▶ [QUESTÕES]
**1.** Resuma em duas frases o texto sobre o grupo de trabalho criado pelo Piauí.
**2.** No texto sobre o grupo de trabalho do Piauí, a qual gabinete estará ligada a equipe multidisciplinar do GT?

▶ [TEXTO EXTRAÍDO]
......

Piauí montou grupo de trabalho
No último mês, o governador do Piauí, Rafael Fonteles (PT), assinou um decreto para criar um Grupo de Trabalho responsável por monitorar a Ação Civil Originária nº 1.831/PI, em andamento no Supremo Tribunal Federal. O intuito desse decreto é gerenciar a definição dos limites territoriais entre Piauí e Ceará.
O líder do Piauí reconheceu a importância de contar com uma equipe multidisciplinar para supervisionar a Ação Civil Originária nº 1.831/PI, cujo objetivo é definir os limites territoriais entre os estados do Piauí e Ceará. O governador enfatizou a relevância desse tema para a população piauiense, estabeleceu um novo cronograma para o trabalho dos especialistas e salientou a necessidade de acompanhamento.
O Grupo de Trabalho (GT) recém-criado será composto por uma equipe multidisciplinar ligada ao Gabinete do Procurador-Geral do Estado, visando facilitar o acompanhamento da Ação.
Esse GT será formado por colaboradores vinculados a órgãos da Administração Direta e/ou Indireta do Estado, divididos em três subgrupos: Subgrupo 1 para análise jurídica, Subgrupo 2 para estudos socioeconômicos, históricos e demográficos, e Subgrupo 3 para análise técnico-cartográfica da área.
Os representantes do Subgrupo 1 serão indicados pelo Procurador-Geral do Estado e pelas Secretarias relacionadas. A participação no GT será voluntária e não remunerada, sendo considerada uma prestação de serviço público relevante.

......

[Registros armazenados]
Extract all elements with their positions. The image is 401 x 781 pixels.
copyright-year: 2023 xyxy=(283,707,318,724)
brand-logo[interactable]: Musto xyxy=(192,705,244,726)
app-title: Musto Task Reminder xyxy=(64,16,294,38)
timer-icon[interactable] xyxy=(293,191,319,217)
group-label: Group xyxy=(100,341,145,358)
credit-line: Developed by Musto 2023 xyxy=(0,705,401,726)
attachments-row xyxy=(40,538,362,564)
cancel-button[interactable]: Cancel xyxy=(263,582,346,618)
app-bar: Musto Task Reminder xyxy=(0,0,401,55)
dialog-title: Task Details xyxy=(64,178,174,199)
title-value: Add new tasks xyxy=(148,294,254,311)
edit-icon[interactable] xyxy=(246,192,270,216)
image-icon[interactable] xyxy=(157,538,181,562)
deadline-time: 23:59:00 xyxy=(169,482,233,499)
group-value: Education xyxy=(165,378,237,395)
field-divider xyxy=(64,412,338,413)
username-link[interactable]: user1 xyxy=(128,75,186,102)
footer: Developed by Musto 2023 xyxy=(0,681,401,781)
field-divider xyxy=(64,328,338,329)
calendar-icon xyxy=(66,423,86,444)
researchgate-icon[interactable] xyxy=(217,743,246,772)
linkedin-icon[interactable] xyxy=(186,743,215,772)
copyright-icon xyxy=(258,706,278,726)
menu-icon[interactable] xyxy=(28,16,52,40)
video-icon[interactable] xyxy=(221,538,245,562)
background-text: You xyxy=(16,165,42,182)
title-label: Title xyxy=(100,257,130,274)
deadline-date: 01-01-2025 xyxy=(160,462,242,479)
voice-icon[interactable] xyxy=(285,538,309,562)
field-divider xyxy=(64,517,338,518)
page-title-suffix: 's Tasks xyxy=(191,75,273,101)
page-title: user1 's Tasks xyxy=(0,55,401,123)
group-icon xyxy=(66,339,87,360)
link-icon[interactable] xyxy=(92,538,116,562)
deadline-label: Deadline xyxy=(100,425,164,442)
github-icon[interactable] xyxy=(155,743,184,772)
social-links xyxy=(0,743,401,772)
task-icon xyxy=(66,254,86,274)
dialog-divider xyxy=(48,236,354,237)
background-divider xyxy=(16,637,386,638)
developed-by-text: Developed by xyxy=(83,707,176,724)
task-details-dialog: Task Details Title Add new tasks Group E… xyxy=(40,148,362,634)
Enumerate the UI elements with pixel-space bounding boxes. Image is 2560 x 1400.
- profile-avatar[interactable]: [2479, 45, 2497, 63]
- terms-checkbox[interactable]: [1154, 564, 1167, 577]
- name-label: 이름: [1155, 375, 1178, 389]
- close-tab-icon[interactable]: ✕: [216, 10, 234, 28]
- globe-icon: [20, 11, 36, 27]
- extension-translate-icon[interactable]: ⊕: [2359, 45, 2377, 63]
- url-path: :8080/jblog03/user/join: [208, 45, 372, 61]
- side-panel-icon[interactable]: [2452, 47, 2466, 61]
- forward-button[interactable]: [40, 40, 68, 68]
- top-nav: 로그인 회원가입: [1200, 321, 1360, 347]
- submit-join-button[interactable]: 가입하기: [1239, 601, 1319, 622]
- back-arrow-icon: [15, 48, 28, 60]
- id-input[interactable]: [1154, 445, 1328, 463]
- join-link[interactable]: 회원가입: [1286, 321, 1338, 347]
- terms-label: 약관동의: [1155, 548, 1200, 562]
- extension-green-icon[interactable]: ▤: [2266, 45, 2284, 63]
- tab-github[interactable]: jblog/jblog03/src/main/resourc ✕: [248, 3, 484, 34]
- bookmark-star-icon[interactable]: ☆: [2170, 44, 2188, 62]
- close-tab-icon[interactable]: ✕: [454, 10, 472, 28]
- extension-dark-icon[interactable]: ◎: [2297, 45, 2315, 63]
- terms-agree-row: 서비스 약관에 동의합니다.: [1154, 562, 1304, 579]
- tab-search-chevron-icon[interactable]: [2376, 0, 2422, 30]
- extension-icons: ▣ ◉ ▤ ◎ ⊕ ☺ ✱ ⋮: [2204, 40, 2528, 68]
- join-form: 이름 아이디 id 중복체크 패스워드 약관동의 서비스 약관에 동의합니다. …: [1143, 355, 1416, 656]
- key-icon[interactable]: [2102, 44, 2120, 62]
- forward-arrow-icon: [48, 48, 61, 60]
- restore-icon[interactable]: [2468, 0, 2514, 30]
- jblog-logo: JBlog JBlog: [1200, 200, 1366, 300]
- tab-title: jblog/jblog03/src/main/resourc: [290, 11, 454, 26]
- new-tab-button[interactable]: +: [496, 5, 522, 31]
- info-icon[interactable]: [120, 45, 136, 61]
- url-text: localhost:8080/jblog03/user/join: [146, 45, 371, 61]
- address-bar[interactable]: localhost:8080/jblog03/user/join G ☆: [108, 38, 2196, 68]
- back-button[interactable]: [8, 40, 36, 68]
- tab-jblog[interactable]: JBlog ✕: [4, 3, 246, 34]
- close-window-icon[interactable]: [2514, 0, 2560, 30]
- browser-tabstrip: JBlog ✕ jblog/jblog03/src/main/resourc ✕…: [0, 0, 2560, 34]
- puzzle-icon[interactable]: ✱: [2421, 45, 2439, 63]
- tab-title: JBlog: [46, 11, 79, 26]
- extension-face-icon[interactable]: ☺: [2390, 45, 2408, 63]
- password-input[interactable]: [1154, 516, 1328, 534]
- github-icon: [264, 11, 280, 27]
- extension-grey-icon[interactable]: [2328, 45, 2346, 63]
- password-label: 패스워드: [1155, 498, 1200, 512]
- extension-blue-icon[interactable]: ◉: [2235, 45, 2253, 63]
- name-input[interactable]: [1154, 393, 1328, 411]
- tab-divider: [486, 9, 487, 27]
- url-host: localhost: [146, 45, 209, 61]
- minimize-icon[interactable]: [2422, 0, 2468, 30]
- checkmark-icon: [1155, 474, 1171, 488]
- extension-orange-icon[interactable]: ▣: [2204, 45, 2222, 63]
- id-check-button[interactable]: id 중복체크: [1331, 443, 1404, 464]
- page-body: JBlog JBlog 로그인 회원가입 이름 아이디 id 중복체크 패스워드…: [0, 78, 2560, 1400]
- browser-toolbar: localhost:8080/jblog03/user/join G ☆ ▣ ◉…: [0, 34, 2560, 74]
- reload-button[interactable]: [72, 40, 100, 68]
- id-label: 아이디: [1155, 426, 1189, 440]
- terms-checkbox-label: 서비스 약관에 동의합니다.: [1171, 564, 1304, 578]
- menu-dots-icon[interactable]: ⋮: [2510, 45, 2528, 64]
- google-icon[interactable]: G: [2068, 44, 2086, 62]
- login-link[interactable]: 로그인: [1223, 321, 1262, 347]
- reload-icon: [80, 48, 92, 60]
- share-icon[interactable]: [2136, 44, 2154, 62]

......

▶ [GABARITO]
**1.** O governador do Piauí, Rafael Fonteles (PT), assinou um decreto que cria um Grupo de Trabalho para monitorar a Ação Civil Originária nº 1.831/PI, em andamento no Supremo Tribunal Federal, que trata da definição dos limites territoriais entre Piauí e Ceará. O GT será uma equipe multidisciplinar ligada ao Gabinete do Procurador-Geral do Estado, dividida em três subgrupos (análise jurídica, estudos socioeconômicos, históricos e demográficos, e análise técnico-cartográfica), com participação voluntária e não remunerada.

**2.** Ao Gabinete do Procurador-Geral do Estado.